Stated exercise |
Transcribe the whole listing below without changing a word, but leave out every image.

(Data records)
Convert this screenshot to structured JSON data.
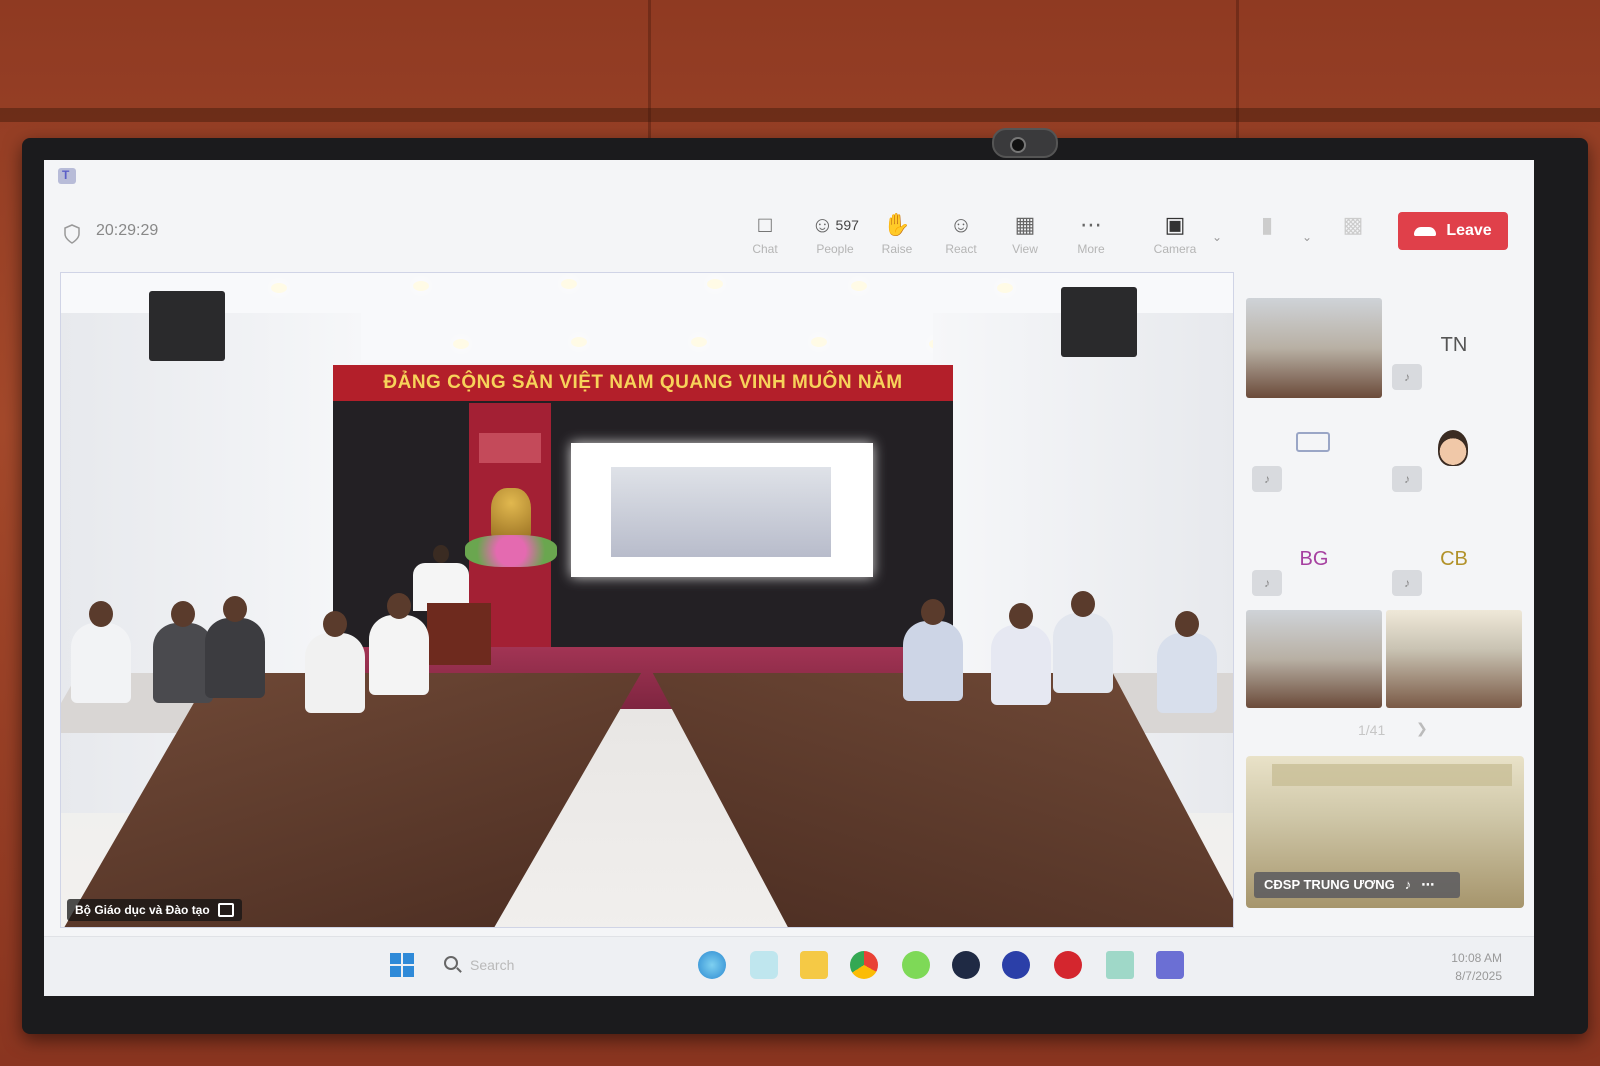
{
  "meeting": {
    "timer": "20:29:29",
    "toolbar": {
      "chat": "Chat",
      "people": "People",
      "people_count": "597",
      "raise": "Raise",
      "react": "React",
      "view": "View",
      "more": "More",
      "camera": "Camera",
      "leave": "Leave"
    },
    "main_video": {
      "banner_text": "ĐẢNG CỘNG SẢN VIỆT NAM QUANG VINH MUÔN NĂM",
      "name_tag": "Bộ Giáo dục và Đào tạo"
    },
    "participants": [
      {
        "initials": "TN"
      },
      {
        "initials": "BG"
      },
      {
        "initials": "CB"
      }
    ],
    "pager": "1/41",
    "self_view": {
      "name": "CĐSP TRUNG ƯƠNG"
    }
  },
  "taskbar": {
    "search_placeholder": "Search",
    "time": "10:08 AM",
    "date": "8/7/2025"
  },
  "colors": {
    "leave": "#e0404a",
    "banner": "#b31f2a",
    "banner_text": "#f7d35a"
  }
}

Task solution |
Convert this screenshot to structured JSON data.
{
  "meeting": {
    "timer": "20:29:29",
    "toolbar": {
      "chat": "Chat",
      "people": "People",
      "people_count": "597",
      "raise": "Raise",
      "react": "React",
      "view": "View",
      "more": "More",
      "camera": "Camera",
      "leave": "Leave"
    },
    "main_video": {
      "banner_text": "ĐẢNG CỘNG SẢN VIỆT NAM QUANG VINH MUÔN NĂM",
      "name_tag": "Bộ Giáo dục và Đào tạo"
    },
    "participants": [
      {
        "initials": "TN"
      },
      {
        "initials": "BG"
      },
      {
        "initials": "CB"
      }
    ],
    "pager": "1/41",
    "self_view": {
      "name": "CĐSP TRUNG ƯƠNG"
    }
  },
  "taskbar": {
    "search_placeholder": "Search",
    "time": "10:08 AM",
    "date": "8/7/2025"
  },
  "colors": {
    "leave": "#e0404a",
    "banner": "#b31f2a",
    "banner_text": "#f7d35a"
  }
}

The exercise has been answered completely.